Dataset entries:
::::::
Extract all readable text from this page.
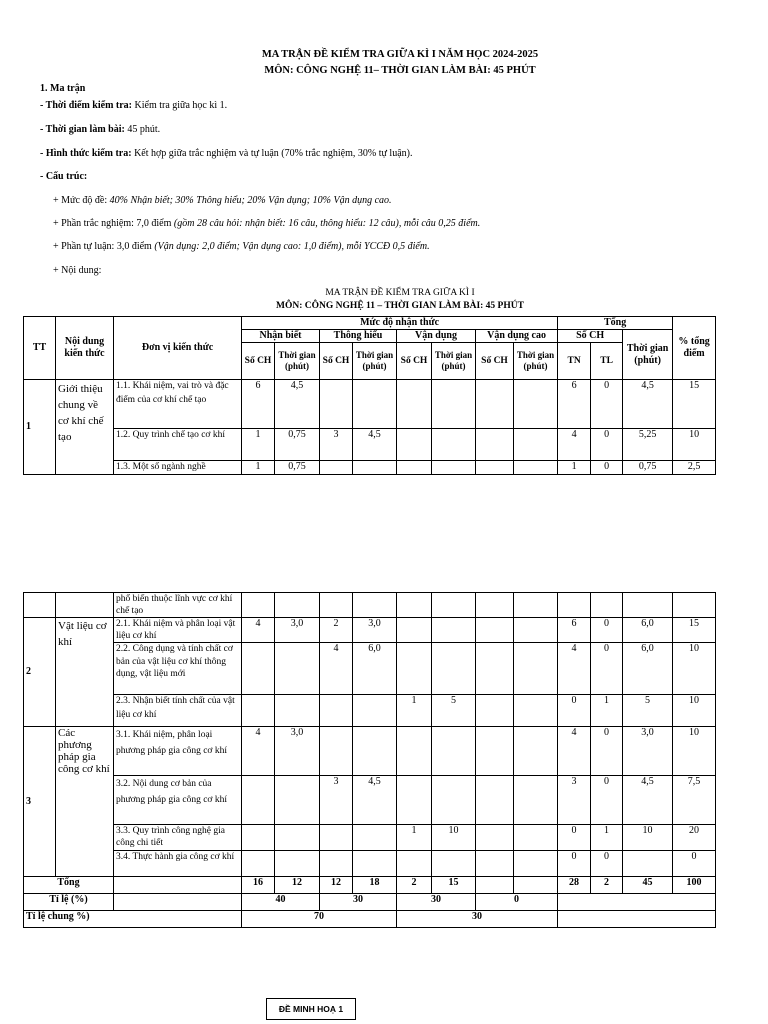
MA TRẬN ĐỀ KIỂM TRA GIỮA KÌ I NĂM HỌC 2024-2025
MÔN: CÔNG NGHỆ 11– THỜI GIAN LÀM BÀI: 45 PHÚT
1. Ma trận
- Thời điểm kiểm tra: Kiểm tra giữa học kì 1.
- Thời gian làm bài: 45 phút.
- Hình thức kiểm tra: Kết hợp giữa trắc nghiệm và tự luận (70% trắc nghiệm, 30% tự luận).
- Cấu trúc:
+ Mức độ đề: 40% Nhận biết; 30% Thông hiểu; 20% Vận dụng; 10% Vận dụng cao.
+ Phần trắc nghiệm: 7,0 điểm (gồm 28 câu hỏi: nhận biết: 16 câu, thông hiểu: 12 câu), mỗi câu 0,25 điểm.
+ Phần tự luận: 3,0 điểm (Vận dụng: 2,0 điểm; Vận dụng cao: 1,0 điểm), mỗi YCCĐ 0,5 điểm.
+ Nội dung:
MA TRẬN ĐỀ KIỂM TRA GIỮA KÌ I
MÔN: CÔNG NGHỆ 11 – THỜI GIAN LÀM BÀI: 45 PHÚT
TT	Nội dung kiến thức	Đơn vị kiến thức	Mức độ nhận thức								Tổng			% tổng điểm
			Nhận biết		Thông hiểu		Vận dụng		Vận dụng cao		Số CH		Thời gian (phút)	
			Số CH	Thời gian (phút)	Số CH	Thời gian (phút)	Số CH	Thời gian (phút)	Số CH	Thời gian (phút)	TN	TL		
1	Giới thiệu chung về cơ khí chế tạo	1.1. Khái niệm, vai trò và đặc điểm của cơ khí chế tạo	6	4,5							6	0	4,5	15
		1.2. Quy trình chế tạo cơ khí	1	0,75	3	4,5					4	0	5,25	10
		1.3. Một số ngành nghề	1	0,75							1	0	0,75	2,5
		phổ biến thuộc lĩnh vực cơ khí chế tạo												
2	Vật liệu cơ khí	2.1. Khái niệm và phân loại vật liệu cơ khí	4	3,0	2	3,0					6	0	6,0	15
		2.2. Công dụng và tính chất cơ bản của vật liệu cơ khí thông dụng, vật liệu mới			4	6,0					4	0	6,0	10
		2.3. Nhận biết tính chất của vật liệu cơ khí					1	5			0	1	5	10
3	Các phương pháp gia công cơ khí	3.1. Khái niệm, phân loại phương pháp gia công cơ khí	4	3,0							4	0	3,0	10
		3.2. Nội dung cơ bản của phương pháp gia công cơ khí			3	4,5					3	0	4,5	7,5
		3.3. Quy trình công nghệ gia công chi tiết					1	10			0	1	10	20
		3.4. Thực hành gia công cơ khí									0	0		0
Tổng			16	12	12	18	2	15			28	2	45	100
Tỉ lệ (%)			40		30		30		0					
Tỉ lệ chung %)			70				30							
ĐỀ MINH HOẠ 1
::::::
▸ The request
In the records above, find each line with the word "Tổng" and copy it.

▸ Worked solution
TT	Nội dung kiến thức	Đơn vị kiến thức	Mức độ nhận thức								Tổng			% tổng điểm
Tổng			16	12	12	18	2	15			28	2	45	100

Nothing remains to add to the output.